Dataset items:
— BEGIN —

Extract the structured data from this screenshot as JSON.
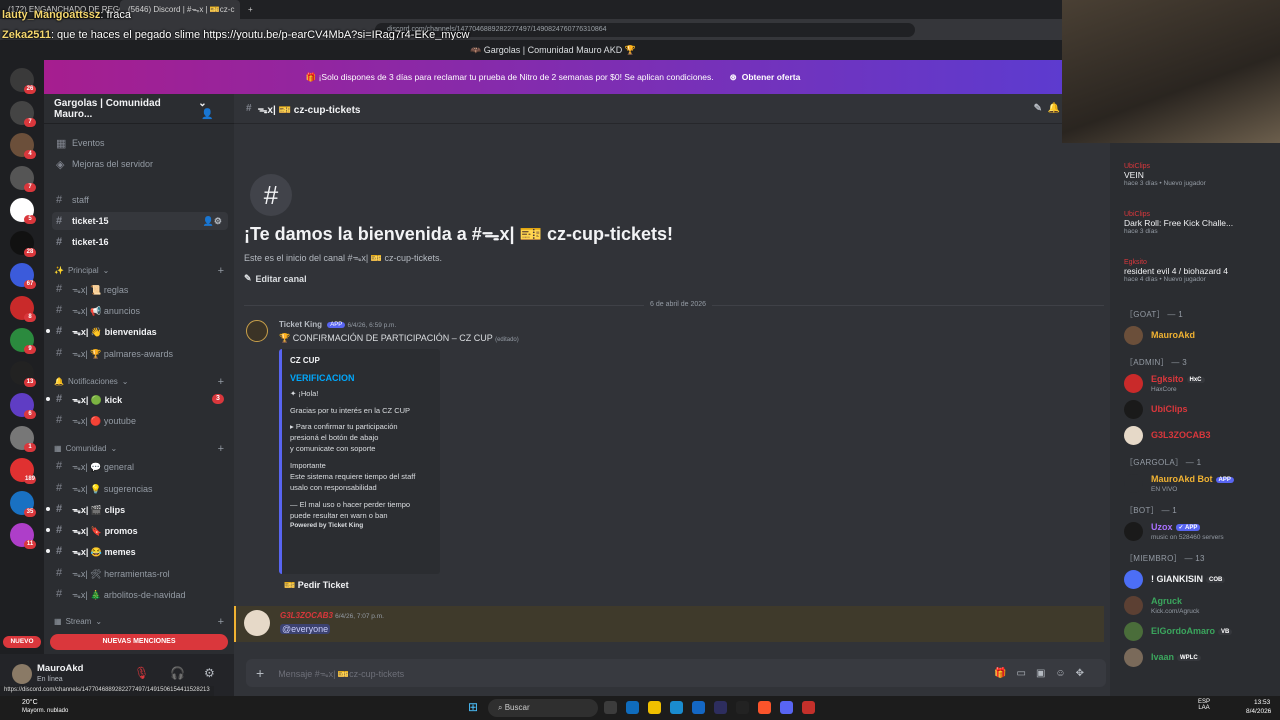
{
  "browser": {
    "tabs": [
      "(172) ENGANCHADO DE REGGA",
      "(5646) Discord | #ᯓx | 🎫cz-c"
    ],
    "url": "discord.com/channels/1477046889282277497/1490824760776310864"
  },
  "stream_chat": [
    {
      "user": "lauty_Mangoattssz",
      "text": ": fraca"
    },
    {
      "user": "Zeka2511",
      "text": ": que te haces el pegado slime https://youtu.be/p-earCV4MbA?si=IRag7r4-EKe_mycw"
    }
  ],
  "window": {
    "title": "🦇 Gargolas | Comunidad Mauro AKD 🏆"
  },
  "nitro": {
    "text": "🎁 ¡Solo dispones de 3 días para reclamar tu prueba de Nitro de 2 semanas por $0! Se aplican condiciones.",
    "button": "Obtener oferta"
  },
  "server_badges": [
    "26",
    "7",
    "4",
    "7",
    "5",
    "28",
    "67",
    "8",
    "9",
    "13",
    "6",
    "1",
    "189",
    "35",
    "11"
  ],
  "sidebar": {
    "server_name": "Gargolas | Comunidad Mauro...",
    "top": [
      {
        "label": "Eventos"
      },
      {
        "label": "Mejoras del servidor"
      }
    ],
    "tickets": [
      "staff",
      "ticket-15",
      "ticket-16"
    ],
    "categories": [
      {
        "name": "Principal",
        "channels": [
          {
            "label": "ᯓx| 📜 reglas",
            "unread": false
          },
          {
            "label": "ᯓx| 📢 anuncios",
            "unread": false
          },
          {
            "label": "ᯓx| 👋 bienvenidas",
            "unread": true
          },
          {
            "label": "ᯓx| 🏆 palmares-awards",
            "unread": false
          }
        ]
      },
      {
        "name": "Notificaciones",
        "channels": [
          {
            "label": "ᯓx| 🟢 kick",
            "unread": true,
            "mentions": "3"
          },
          {
            "label": "ᯓx| 🔴 youtube",
            "unread": false
          }
        ]
      },
      {
        "name": "Comunidad",
        "channels": [
          {
            "label": "ᯓx| 💬 general",
            "unread": false
          },
          {
            "label": "ᯓx| 💡 sugerencias",
            "unread": false
          },
          {
            "label": "ᯓx| 🎬 clips",
            "unread": true
          },
          {
            "label": "ᯓx| 🔖 promos",
            "unread": true
          },
          {
            "label": "ᯓx| 😂 memes",
            "unread": true
          },
          {
            "label": "ᯓx| 🛠 herramientas-rol",
            "unread": false
          },
          {
            "label": "ᯓx| 🎄 arbolitos-de-navidad",
            "unread": false
          }
        ]
      },
      {
        "name": "Stream",
        "channels": []
      }
    ],
    "new_mentions": "NUEVAS MENCIONES",
    "nuevo": "NUEVO"
  },
  "user": {
    "name": "MauroAkd",
    "status": "En línea"
  },
  "channel": {
    "name": "ᯓx| 🎫 cz-cup-tickets",
    "welcome_title": "¡Te damos la bienvenida a #ᯓx| 🎫 cz-cup-tickets!",
    "welcome_sub": "Este es el inicio del canal #ᯓx| 🎫 cz-cup-tickets.",
    "edit": "Editar canal",
    "date": "6 de abril de 2026",
    "msg1": {
      "author": "Ticket King",
      "badge": "APP",
      "time": "6/4/26, 6:59 p.m.",
      "text": "🏆 CONFIRMACIÓN DE PARTICIPACIÓN – CZ CUP",
      "edited": "(editado)"
    },
    "embed": {
      "author": "CZ CUP",
      "title": "VERIFICACION",
      "lines": [
        "✦ ¡Hola!",
        "",
        "Gracias por tu interés en la CZ CUP",
        "",
        "▸ Para confirmar tu participación",
        "presioná el botón de abajo",
        "y comunicate con soporte",
        "",
        "Importante",
        "Este sistema requiere tiempo del staff",
        "usalo con responsabilidad",
        "",
        "— El mal uso o hacer perder tiempo",
        "puede resultar en warn o ban"
      ],
      "footer": "Powered by Ticket King"
    },
    "button": "🎫 Pedir Ticket",
    "msg2": {
      "author": "G3L3ZOCAB3",
      "time": "6/4/26, 7:07 p.m.",
      "text": "@everyone"
    },
    "input_placeholder": "Mensaje #ᯓx| 🎫cz-cup-tickets"
  },
  "members": {
    "activities": [
      {
        "app": "UbiClips",
        "game": "VEIN",
        "sub": "hace 3 días  •  Nuevo jugador"
      },
      {
        "app": "UbiClips",
        "game": "Dark Roll: Free Kick Challe...",
        "sub": "hace 3 días"
      },
      {
        "app": "Egksito",
        "game": "resident evil 4 / biohazard 4",
        "sub": "hace 4 días  •  Nuevo jugador"
      }
    ],
    "groups": [
      {
        "label": "［GOAT］ — 1",
        "items": [
          {
            "name": "MauroAkd",
            "color": "#f0b232"
          }
        ]
      },
      {
        "label": "［ADMIN］ — 3",
        "items": [
          {
            "name": "Egksito",
            "color": "#da373c",
            "tag": "HxC",
            "status": "HaxCore"
          },
          {
            "name": "UbiClips",
            "color": "#da373c"
          },
          {
            "name": "G3L3ZOCAB3",
            "color": "#da373c"
          }
        ]
      },
      {
        "label": "［GARGOLA］ — 1",
        "items": [
          {
            "name": "MauroAkd Bot",
            "color": "#f0b232",
            "tag": "APP",
            "status": "EN VIVO"
          }
        ]
      },
      {
        "label": "［BOT］ — 1",
        "items": [
          {
            "name": "Uzox",
            "color": "#a970ff",
            "tag": "✓ APP",
            "status": "music on 528460 servers"
          }
        ]
      },
      {
        "label": "［MIEMBRO］ — 13",
        "items": [
          {
            "name": "! GIANKISIN",
            "color": "#f2f3f5",
            "tag": "COB"
          },
          {
            "name": "Agruck",
            "color": "#3ba55d",
            "status": "Kick.com/Agruck"
          },
          {
            "name": "ElGordoAmaro",
            "color": "#3ba55d",
            "tag": "VB"
          },
          {
            "name": "Ivaan",
            "color": "#3ba55d",
            "tag": "WPLC"
          }
        ]
      }
    ]
  },
  "taskbar": {
    "weather_temp": "20°C",
    "weather_text": "Mayorm. nublado",
    "search": "Buscar",
    "lang": "ESP\nLAA",
    "time": "13:53",
    "date": "8/4/2026"
  },
  "status_url": "https://discord.com/channels/1477046889282277497/1491506154411528213"
}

— END —

Extract from the data every line where "button" shows up.

FINISHED ANSWER:
    "button": "Obtener oferta"
    "button": "🎫 Pedir Ticket",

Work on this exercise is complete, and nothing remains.